Task goal: Print the listing as it stands, omitting all images.

— BEGIN Given information —

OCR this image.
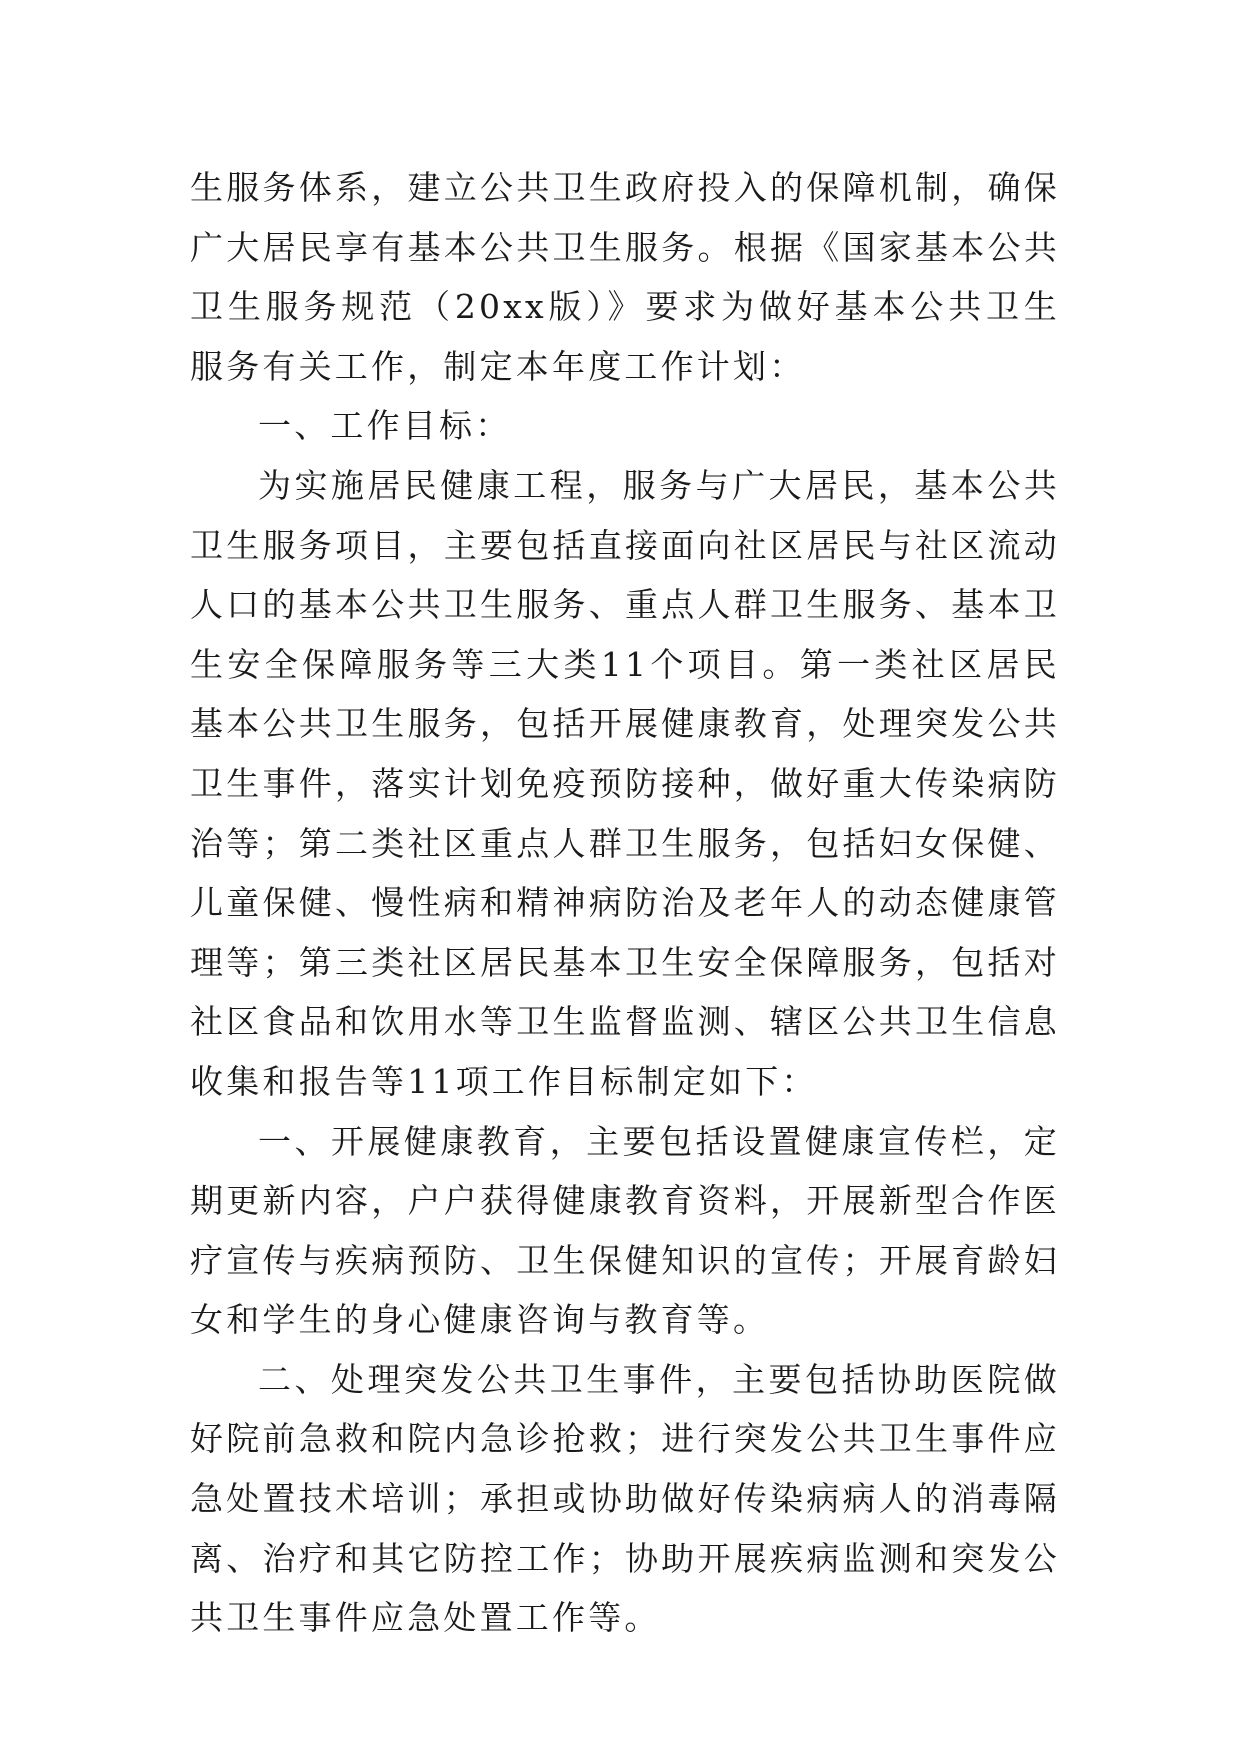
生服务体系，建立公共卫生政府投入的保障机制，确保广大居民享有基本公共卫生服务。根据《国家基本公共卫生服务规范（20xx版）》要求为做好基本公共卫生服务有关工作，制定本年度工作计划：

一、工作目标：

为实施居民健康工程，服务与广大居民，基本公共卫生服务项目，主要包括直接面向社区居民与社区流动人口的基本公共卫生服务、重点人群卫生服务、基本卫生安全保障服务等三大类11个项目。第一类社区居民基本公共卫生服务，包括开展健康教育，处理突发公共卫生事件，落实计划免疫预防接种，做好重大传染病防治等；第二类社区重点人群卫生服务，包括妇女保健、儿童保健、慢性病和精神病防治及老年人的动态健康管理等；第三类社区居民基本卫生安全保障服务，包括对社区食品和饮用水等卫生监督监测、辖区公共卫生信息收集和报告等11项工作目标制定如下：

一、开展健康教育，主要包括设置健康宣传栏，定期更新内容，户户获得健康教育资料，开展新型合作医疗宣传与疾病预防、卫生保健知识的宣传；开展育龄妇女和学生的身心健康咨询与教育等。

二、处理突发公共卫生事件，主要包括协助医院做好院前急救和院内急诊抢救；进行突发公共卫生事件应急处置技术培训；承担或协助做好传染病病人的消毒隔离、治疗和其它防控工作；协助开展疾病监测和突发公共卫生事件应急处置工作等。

— END Given information —

Exercise response:
OCR this image.
生服务体系，建立公共卫生政府投入的保障机制，确保广大居民享有基本公共卫生服务。根据《国家基本公共卫生服务规范（20xx版）》要求为做好基本公共卫生服务有关工作，制定本年度工作计划：

一、工作目标：

为实施居民健康工程，服务与广大居民，基本公共卫生服务项目，主要包括直接面向社区居民与社区流动人口的基本公共卫生服务、重点人群卫生服务、基本卫生安全保障服务等三大类11个项目。第一类社区居民基本公共卫生服务，包括开展健康教育，处理突发公共卫生事件，落实计划免疫预防接种，做好重大传染病防治等；第二类社区重点人群卫生服务，包括妇女保健、儿童保健、慢性病和精神病防治及老年人的动态健康管理等；第三类社区居民基本卫生安全保障服务，包括对社区食品和饮用水等卫生监督监测、辖区公共卫生信息收集和报告等11项工作目标制定如下：

一、开展健康教育，主要包括设置健康宣传栏，定期更新内容，户户获得健康教育资料，开展新型合作医疗宣传与疾病预防、卫生保健知识的宣传；开展育龄妇女和学生的身心健康咨询与教育等。

二、处理突发公共卫生事件，主要包括协助医院做好院前急救和院内急诊抢救；进行突发公共卫生事件应急处置技术培训；承担或协助做好传染病病人的消毒隔离、治疗和其它防控工作；协助开展疾病监测和突发公共卫生事件应急处置工作等。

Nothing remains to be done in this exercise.